What you will do:
Copy out all lines in the data below containing the string "prefix".

★ ★ ★ ★ ★ ★ ★

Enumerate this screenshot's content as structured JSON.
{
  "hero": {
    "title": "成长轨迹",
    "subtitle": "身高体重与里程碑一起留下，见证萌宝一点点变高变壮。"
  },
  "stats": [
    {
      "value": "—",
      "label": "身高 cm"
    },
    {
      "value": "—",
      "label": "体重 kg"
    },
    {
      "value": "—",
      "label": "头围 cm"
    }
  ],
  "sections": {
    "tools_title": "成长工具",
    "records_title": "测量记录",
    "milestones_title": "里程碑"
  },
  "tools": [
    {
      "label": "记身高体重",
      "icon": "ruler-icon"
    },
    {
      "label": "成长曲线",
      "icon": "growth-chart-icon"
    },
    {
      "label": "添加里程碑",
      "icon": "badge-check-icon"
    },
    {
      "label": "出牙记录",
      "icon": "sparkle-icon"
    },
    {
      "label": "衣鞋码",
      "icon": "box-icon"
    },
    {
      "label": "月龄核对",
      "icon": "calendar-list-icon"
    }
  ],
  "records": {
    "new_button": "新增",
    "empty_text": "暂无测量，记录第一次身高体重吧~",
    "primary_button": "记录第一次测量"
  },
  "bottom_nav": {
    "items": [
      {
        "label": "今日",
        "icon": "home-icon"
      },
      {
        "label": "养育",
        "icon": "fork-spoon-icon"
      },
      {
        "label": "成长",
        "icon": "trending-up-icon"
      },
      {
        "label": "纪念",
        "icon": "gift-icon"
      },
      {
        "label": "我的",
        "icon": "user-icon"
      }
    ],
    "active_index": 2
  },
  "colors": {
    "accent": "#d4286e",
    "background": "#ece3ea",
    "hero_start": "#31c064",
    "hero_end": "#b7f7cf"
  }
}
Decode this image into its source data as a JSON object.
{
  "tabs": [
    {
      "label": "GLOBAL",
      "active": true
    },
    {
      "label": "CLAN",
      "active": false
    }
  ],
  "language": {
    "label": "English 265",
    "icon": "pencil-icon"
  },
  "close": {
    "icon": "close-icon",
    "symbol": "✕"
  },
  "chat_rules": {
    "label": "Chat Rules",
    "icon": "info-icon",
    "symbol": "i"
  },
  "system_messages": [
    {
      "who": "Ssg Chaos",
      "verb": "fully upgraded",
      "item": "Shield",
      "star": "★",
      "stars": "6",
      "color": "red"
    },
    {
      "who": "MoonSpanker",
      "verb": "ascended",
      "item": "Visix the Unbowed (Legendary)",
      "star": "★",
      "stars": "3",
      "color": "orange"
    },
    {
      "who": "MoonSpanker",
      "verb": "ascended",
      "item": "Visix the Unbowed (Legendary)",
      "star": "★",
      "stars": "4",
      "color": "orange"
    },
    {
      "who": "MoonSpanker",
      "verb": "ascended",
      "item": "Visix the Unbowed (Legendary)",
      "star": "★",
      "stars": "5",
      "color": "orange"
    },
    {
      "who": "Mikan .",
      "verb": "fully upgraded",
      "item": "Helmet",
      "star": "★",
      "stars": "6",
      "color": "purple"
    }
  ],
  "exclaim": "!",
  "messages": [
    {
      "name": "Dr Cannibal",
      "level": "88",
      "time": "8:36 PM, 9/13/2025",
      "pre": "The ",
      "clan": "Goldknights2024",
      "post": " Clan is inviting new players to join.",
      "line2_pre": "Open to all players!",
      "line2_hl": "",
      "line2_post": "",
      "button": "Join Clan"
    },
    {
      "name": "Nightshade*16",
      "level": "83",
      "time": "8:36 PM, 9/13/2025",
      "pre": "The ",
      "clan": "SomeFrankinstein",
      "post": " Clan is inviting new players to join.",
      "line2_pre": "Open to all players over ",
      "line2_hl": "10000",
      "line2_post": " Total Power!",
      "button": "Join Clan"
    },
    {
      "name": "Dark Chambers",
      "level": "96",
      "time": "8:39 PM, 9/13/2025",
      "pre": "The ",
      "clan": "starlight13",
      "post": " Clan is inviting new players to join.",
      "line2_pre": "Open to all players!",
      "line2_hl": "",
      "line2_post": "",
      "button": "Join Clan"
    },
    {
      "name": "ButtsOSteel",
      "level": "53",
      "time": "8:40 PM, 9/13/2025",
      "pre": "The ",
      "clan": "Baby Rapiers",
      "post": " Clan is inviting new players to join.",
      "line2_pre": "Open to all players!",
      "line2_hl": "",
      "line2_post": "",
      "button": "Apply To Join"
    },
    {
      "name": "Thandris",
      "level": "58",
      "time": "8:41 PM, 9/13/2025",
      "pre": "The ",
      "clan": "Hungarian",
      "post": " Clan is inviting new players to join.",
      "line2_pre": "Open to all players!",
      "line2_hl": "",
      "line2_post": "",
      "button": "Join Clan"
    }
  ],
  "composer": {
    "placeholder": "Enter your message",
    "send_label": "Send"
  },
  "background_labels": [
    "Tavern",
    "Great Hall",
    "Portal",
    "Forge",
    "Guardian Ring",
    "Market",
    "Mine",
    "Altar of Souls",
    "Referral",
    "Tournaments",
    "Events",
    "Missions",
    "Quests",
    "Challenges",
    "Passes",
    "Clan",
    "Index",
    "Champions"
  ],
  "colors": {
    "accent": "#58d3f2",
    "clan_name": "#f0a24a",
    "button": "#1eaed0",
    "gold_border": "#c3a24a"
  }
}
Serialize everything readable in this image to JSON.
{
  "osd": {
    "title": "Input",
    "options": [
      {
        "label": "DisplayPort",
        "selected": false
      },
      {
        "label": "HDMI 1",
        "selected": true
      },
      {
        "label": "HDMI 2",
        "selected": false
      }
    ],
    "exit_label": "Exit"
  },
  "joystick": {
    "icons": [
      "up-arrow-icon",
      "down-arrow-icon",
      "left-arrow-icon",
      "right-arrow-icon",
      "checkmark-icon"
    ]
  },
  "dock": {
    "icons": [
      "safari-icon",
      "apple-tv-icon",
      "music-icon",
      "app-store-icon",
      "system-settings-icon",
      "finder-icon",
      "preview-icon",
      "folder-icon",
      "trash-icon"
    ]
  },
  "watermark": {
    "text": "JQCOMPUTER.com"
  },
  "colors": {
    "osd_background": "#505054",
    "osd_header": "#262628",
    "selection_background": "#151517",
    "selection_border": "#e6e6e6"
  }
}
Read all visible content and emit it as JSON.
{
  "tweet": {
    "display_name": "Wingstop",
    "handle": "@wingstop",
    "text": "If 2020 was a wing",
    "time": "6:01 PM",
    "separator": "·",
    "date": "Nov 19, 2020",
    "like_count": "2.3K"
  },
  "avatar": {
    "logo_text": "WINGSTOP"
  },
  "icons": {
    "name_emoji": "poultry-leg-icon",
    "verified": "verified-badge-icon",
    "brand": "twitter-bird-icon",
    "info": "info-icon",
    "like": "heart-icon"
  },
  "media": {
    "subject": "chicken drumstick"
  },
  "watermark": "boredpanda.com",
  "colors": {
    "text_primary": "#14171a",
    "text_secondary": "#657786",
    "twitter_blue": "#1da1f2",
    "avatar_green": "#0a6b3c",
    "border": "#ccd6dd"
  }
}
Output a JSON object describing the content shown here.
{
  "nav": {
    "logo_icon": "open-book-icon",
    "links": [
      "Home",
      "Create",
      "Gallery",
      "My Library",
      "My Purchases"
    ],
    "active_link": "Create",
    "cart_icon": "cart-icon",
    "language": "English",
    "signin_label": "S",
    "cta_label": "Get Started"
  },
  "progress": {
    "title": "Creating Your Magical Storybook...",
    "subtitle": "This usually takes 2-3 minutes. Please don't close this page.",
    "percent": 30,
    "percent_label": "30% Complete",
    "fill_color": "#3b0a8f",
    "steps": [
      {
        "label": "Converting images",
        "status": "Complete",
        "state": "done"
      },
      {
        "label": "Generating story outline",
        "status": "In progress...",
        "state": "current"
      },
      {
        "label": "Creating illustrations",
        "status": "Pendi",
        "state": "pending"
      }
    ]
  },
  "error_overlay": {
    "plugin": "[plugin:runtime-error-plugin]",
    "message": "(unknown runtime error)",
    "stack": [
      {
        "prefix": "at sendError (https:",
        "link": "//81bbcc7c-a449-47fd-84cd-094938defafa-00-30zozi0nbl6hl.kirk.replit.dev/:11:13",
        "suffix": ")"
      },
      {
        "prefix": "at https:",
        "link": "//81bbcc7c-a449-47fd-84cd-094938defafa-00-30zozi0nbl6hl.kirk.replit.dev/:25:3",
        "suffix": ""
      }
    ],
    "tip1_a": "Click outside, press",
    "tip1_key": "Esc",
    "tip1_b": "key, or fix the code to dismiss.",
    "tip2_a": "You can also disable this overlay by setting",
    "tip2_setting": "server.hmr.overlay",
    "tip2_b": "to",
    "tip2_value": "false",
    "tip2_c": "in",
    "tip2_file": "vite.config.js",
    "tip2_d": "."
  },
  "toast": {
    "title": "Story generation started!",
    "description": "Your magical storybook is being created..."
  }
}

★ ★ ★ ★ ★ ★ ★

The completed task:
        "prefix": "at sendError (https:",
        "prefix": "at https:",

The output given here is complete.